(A block of data)
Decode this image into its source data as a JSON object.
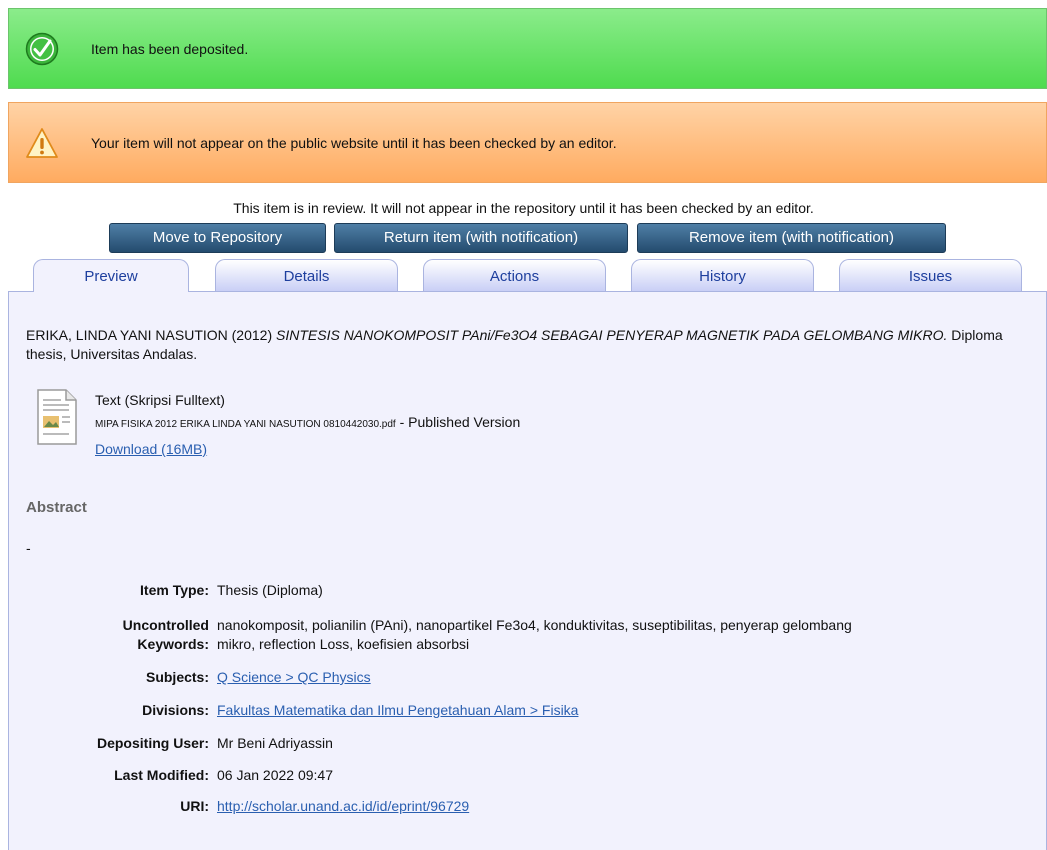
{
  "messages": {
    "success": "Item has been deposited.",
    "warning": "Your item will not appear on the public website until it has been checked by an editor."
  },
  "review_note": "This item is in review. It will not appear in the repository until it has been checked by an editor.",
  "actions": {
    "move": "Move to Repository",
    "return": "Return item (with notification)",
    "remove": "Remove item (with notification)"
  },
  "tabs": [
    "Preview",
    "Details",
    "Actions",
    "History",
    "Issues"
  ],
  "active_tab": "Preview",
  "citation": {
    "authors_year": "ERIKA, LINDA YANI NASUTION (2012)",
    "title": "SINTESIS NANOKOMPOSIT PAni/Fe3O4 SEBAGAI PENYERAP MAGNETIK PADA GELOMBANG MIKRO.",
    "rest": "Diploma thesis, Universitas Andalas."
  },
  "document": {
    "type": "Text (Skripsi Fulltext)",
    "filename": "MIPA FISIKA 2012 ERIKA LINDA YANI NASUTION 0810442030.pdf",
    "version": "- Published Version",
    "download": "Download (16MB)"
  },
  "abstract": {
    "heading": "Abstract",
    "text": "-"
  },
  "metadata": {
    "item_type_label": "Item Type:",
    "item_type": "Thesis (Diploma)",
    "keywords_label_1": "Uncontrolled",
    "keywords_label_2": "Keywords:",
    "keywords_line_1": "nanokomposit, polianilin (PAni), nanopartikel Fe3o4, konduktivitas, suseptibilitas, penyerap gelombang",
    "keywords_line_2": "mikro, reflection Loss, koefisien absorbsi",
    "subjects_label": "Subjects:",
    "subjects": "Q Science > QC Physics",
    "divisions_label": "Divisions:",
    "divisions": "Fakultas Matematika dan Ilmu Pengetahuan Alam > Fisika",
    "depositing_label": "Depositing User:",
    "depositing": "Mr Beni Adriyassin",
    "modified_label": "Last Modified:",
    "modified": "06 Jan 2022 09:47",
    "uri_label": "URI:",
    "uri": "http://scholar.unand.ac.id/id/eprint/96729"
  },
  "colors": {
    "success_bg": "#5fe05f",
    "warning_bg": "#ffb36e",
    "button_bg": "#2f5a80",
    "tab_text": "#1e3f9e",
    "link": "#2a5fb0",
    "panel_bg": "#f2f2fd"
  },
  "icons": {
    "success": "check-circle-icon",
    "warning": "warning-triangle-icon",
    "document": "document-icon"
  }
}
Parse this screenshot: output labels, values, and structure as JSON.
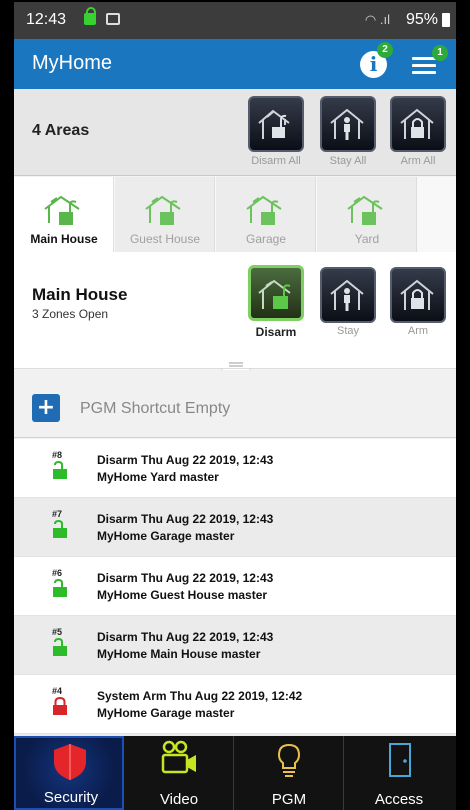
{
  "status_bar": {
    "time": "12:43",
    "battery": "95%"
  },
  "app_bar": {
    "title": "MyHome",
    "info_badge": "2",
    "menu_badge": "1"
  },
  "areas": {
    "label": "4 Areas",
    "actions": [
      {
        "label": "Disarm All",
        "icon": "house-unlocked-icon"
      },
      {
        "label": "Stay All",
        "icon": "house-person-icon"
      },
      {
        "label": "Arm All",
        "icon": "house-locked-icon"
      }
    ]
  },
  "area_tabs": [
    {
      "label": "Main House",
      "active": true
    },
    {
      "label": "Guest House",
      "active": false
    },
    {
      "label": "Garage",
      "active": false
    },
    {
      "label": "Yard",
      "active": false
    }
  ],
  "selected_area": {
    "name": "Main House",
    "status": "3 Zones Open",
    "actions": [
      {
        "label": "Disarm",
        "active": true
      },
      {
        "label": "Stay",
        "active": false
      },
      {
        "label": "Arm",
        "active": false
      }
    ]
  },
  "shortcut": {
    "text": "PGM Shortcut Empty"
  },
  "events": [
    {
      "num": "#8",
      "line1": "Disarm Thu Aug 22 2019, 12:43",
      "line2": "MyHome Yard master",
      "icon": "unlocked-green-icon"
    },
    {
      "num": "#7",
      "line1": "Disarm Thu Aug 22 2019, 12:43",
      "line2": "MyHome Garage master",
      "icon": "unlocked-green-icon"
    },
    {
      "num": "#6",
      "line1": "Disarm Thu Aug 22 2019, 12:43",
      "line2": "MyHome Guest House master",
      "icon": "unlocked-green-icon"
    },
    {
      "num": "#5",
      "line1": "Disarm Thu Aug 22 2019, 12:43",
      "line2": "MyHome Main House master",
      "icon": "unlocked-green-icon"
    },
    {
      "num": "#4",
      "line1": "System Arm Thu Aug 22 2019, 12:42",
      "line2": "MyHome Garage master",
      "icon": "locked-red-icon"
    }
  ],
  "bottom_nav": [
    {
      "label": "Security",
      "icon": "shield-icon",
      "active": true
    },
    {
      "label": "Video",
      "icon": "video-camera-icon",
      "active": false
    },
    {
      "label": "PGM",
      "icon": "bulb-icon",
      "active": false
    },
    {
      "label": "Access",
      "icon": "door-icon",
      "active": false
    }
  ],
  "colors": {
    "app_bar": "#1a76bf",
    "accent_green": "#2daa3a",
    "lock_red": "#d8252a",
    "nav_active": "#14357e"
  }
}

INSTRUCTIONS TO FOLLOW: Ascertain the number of lines in the entries that include the word "YANI", and report only that number.

SOLUTION FOR THIS EXERCISE: 2